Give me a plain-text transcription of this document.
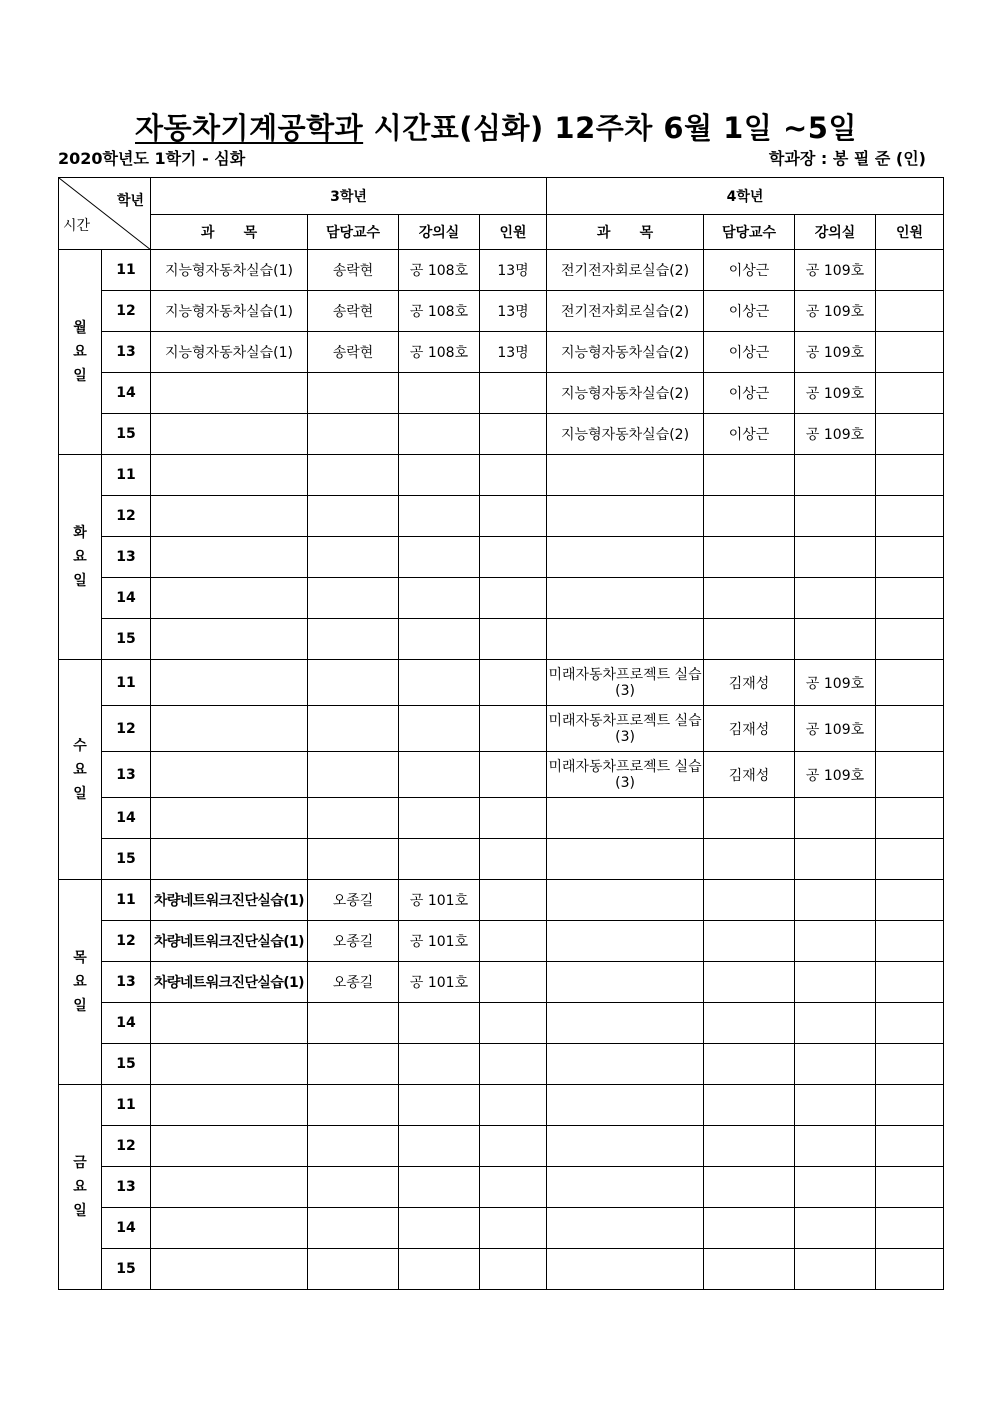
자동차기계공학과 시간표(심화) 12주차 6월 1일 ~5일
2020학년도 1학기 - 심화	학과장 : 봉 필 준 (인)
학년
시간		3학년				4학년			
		과      목	담당교수	강의실	인원	과      목	담당교수	강의실	인원

월
요
일	11	지능형자동차실습(1)	송락현	공 108호	13명	전기전자회로실습(2)	이상근	공 109호	
	12	지능형자동차실습(1)	송락현	공 108호	13명	전기전자회로실습(2)	이상근	공 109호	
	13	지능형자동차실습(1)	송락현	공 108호	13명	지능형자동차실습(2)	이상근	공 109호	
	14					지능형자동차실습(2)	이상근	공 109호	
	15					지능형자동차실습(2)	이상근	공 109호	

화
요
일	11								
	12								
	13								
	14								
	15								

수
요
일	11					미래자동차프로젝트 실습(3)	김재성	공 109호	
	12					미래자동차프로젝트 실습(3)	김재성	공 109호	
	13					미래자동차프로젝트 실습(3)	김재성	공 109호	
	14								
	15								

목
요
일	11	차량네트워크진단실습(1)	오종길	공 101호					
	12	차량네트워크진단실습(1)	오종길	공 101호					
	13	차량네트워크진단실습(1)	오종길	공 101호					
	14								
	15								

금
요
일	11								
	12								
	13								
	14								
	15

####################

Sift the material for lines with the string "지능형자동차실습". Copy each one found.

일	11	지능형자동차실습(1)	송락현	공 108호	13명	전기전자회로실습(2)	이상근	공 109호	
	12	지능형자동차실습(1)	송락현	공 108호	13명	전기전자회로실습(2)	이상근	공 109호	
	13	지능형자동차실습(1)	송락현	공 108호	13명	지능형자동차실습(2)	이상근	공 109호	
	14					지능형자동차실습(2)	이상근	공 109호	
	15					지능형자동차실습(2)	이상근	공 109호	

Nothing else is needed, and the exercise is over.